■ **THE EXERCISE**:
Omit the images, then print each record below exactly as it reads.

>> Start ENTRIES SHOWN

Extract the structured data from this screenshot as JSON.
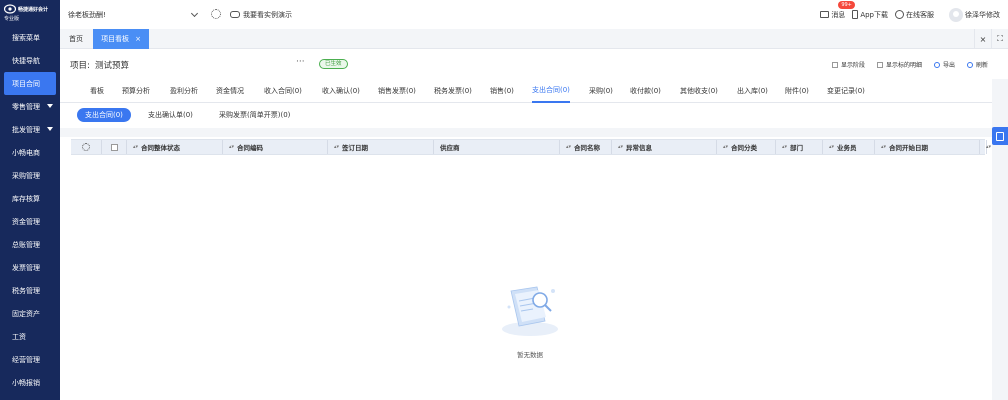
{
  "brand": {
    "name": "畅捷通好会计",
    "edition": "专业版"
  },
  "sidebar": {
    "items": [
      {
        "label": "搜索菜单",
        "caret": false,
        "active": false
      },
      {
        "label": "快捷导航",
        "caret": false,
        "active": false
      },
      {
        "label": "项目合同",
        "caret": false,
        "active": true
      },
      {
        "label": "零售管理",
        "caret": true,
        "active": false
      },
      {
        "label": "批发管理",
        "caret": true,
        "active": false
      },
      {
        "label": "小畅电商",
        "caret": false,
        "active": false
      },
      {
        "label": "采购管理",
        "caret": false,
        "active": false
      },
      {
        "label": "库存核算",
        "caret": false,
        "active": false
      },
      {
        "label": "资金管理",
        "caret": false,
        "active": false
      },
      {
        "label": "总账管理",
        "caret": false,
        "active": false
      },
      {
        "label": "发票管理",
        "caret": false,
        "active": false
      },
      {
        "label": "税务管理",
        "caret": false,
        "active": false
      },
      {
        "label": "固定资产",
        "caret": false,
        "active": false
      },
      {
        "label": "工资",
        "caret": false,
        "active": false
      },
      {
        "label": "经营管理",
        "caret": false,
        "active": false
      },
      {
        "label": "小畅报销",
        "caret": false,
        "active": false
      }
    ]
  },
  "topbar": {
    "company": "徐老板劲酬!",
    "demo": "我要看实例演示",
    "message": "消息",
    "message_badge": "99+",
    "app_download": "App下载",
    "online_service": "在线客服",
    "user": "徐泽华修改"
  },
  "tabs": {
    "home": "首页",
    "active": "项目看板",
    "close": "×"
  },
  "tabbar_right": {
    "close": "×",
    "expand": "⛶"
  },
  "project": {
    "label": "项目:",
    "name": "测试预算",
    "more": "···",
    "status": "已生效",
    "options": {
      "show_stage": "显示阶段",
      "show_marker": "显示标的明细",
      "export": "导出",
      "refresh": "刷新"
    }
  },
  "module_tabs": [
    {
      "label": "看板",
      "active": false
    },
    {
      "label": "预算分析",
      "active": false
    },
    {
      "label": "盈利分析",
      "active": false
    },
    {
      "label": "资金情况",
      "active": false
    },
    {
      "label": "收入合同(0)",
      "active": false
    },
    {
      "label": "收入确认(0)",
      "active": false
    },
    {
      "label": "销售发票(0)",
      "active": false
    },
    {
      "label": "税务发票(0)",
      "active": false
    },
    {
      "label": "销售(0)",
      "active": false
    },
    {
      "label": "支出合同(0)",
      "active": true
    },
    {
      "label": "采购(0)",
      "active": false
    },
    {
      "label": "收付款(0)",
      "active": false
    },
    {
      "label": "其他收支(0)",
      "active": false
    },
    {
      "label": "出入库(0)",
      "active": false
    },
    {
      "label": "附件(0)",
      "active": false
    },
    {
      "label": "变更记录(0)",
      "active": false
    }
  ],
  "sub_tabs": [
    {
      "label": "支出合同(0)",
      "active": true
    },
    {
      "label": "支出确认单(0)",
      "active": false
    },
    {
      "label": "采购发票(简单开票)(0)",
      "active": false
    }
  ],
  "table": {
    "columns": [
      {
        "label": "",
        "type": "gear"
      },
      {
        "label": "",
        "type": "checkbox"
      },
      {
        "label": "合同整体状态",
        "sortable": true
      },
      {
        "label": "合同编码",
        "sortable": true
      },
      {
        "label": "签订日期",
        "sortable": true
      },
      {
        "label": "供应商",
        "sortable": false
      },
      {
        "label": "合同名称",
        "sortable": true
      },
      {
        "label": "异常信息",
        "sortable": true
      },
      {
        "label": "合同分类",
        "sortable": true
      },
      {
        "label": "部门",
        "sortable": true
      },
      {
        "label": "业务员",
        "sortable": true
      },
      {
        "label": "合同开始日期",
        "sortable": true
      },
      {
        "label": "",
        "sortable": true
      }
    ],
    "rows": [],
    "empty_text": "暂无数据"
  },
  "colors": {
    "sidebar_bg": "#17295c",
    "accent": "#3a77f0",
    "tab_active": "#4a8ef5",
    "status_green": "#4caf50",
    "badge_red": "#f5483b"
  }
}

>> End ENTRIES SHOWN

■ **WRITTEN SOLUTION**:
Extract the structured data from this screenshot as JSON.
{
  "brand": {
    "name": "畅捷通好会计",
    "edition": "专业版"
  },
  "sidebar": {
    "items": [
      {
        "label": "搜索菜单",
        "caret": false,
        "active": false
      },
      {
        "label": "快捷导航",
        "caret": false,
        "active": false
      },
      {
        "label": "项目合同",
        "caret": false,
        "active": true
      },
      {
        "label": "零售管理",
        "caret": true,
        "active": false
      },
      {
        "label": "批发管理",
        "caret": true,
        "active": false
      },
      {
        "label": "小畅电商",
        "caret": false,
        "active": false
      },
      {
        "label": "采购管理",
        "caret": false,
        "active": false
      },
      {
        "label": "库存核算",
        "caret": false,
        "active": false
      },
      {
        "label": "资金管理",
        "caret": false,
        "active": false
      },
      {
        "label": "总账管理",
        "caret": false,
        "active": false
      },
      {
        "label": "发票管理",
        "caret": false,
        "active": false
      },
      {
        "label": "税务管理",
        "caret": false,
        "active": false
      },
      {
        "label": "固定资产",
        "caret": false,
        "active": false
      },
      {
        "label": "工资",
        "caret": false,
        "active": false
      },
      {
        "label": "经营管理",
        "caret": false,
        "active": false
      },
      {
        "label": "小畅报销",
        "caret": false,
        "active": false
      }
    ]
  },
  "topbar": {
    "company": "徐老板劲酬!",
    "demo": "我要看实例演示",
    "message": "消息",
    "message_badge": "99+",
    "app_download": "App下载",
    "online_service": "在线客服",
    "user": "徐泽华修改"
  },
  "tabs": {
    "home": "首页",
    "active": "项目看板",
    "close": "×"
  },
  "tabbar_right": {
    "close": "×",
    "expand": "⛶"
  },
  "project": {
    "label": "项目:",
    "name": "测试预算",
    "more": "···",
    "status": "已生效",
    "options": {
      "show_stage": "显示阶段",
      "show_marker": "显示标的明细",
      "export": "导出",
      "refresh": "刷新"
    }
  },
  "module_tabs": [
    {
      "label": "看板",
      "active": false
    },
    {
      "label": "预算分析",
      "active": false
    },
    {
      "label": "盈利分析",
      "active": false
    },
    {
      "label": "资金情况",
      "active": false
    },
    {
      "label": "收入合同(0)",
      "active": false
    },
    {
      "label": "收入确认(0)",
      "active": false
    },
    {
      "label": "销售发票(0)",
      "active": false
    },
    {
      "label": "税务发票(0)",
      "active": false
    },
    {
      "label": "销售(0)",
      "active": false
    },
    {
      "label": "支出合同(0)",
      "active": true
    },
    {
      "label": "采购(0)",
      "active": false
    },
    {
      "label": "收付款(0)",
      "active": false
    },
    {
      "label": "其他收支(0)",
      "active": false
    },
    {
      "label": "出入库(0)",
      "active": false
    },
    {
      "label": "附件(0)",
      "active": false
    },
    {
      "label": "变更记录(0)",
      "active": false
    }
  ],
  "sub_tabs": [
    {
      "label": "支出合同(0)",
      "active": true
    },
    {
      "label": "支出确认单(0)",
      "active": false
    },
    {
      "label": "采购发票(简单开票)(0)",
      "active": false
    }
  ],
  "table": {
    "columns": [
      {
        "label": "",
        "type": "gear"
      },
      {
        "label": "",
        "type": "checkbox"
      },
      {
        "label": "合同整体状态",
        "sortable": true
      },
      {
        "label": "合同编码",
        "sortable": true
      },
      {
        "label": "签订日期",
        "sortable": true
      },
      {
        "label": "供应商",
        "sortable": false
      },
      {
        "label": "合同名称",
        "sortable": true
      },
      {
        "label": "异常信息",
        "sortable": true
      },
      {
        "label": "合同分类",
        "sortable": true
      },
      {
        "label": "部门",
        "sortable": true
      },
      {
        "label": "业务员",
        "sortable": true
      },
      {
        "label": "合同开始日期",
        "sortable": true
      },
      {
        "label": "",
        "sortable": true
      }
    ],
    "rows": [],
    "empty_text": "暂无数据"
  },
  "colors": {
    "sidebar_bg": "#17295c",
    "accent": "#3a77f0",
    "tab_active": "#4a8ef5",
    "status_green": "#4caf50",
    "badge_red": "#f5483b"
  }
}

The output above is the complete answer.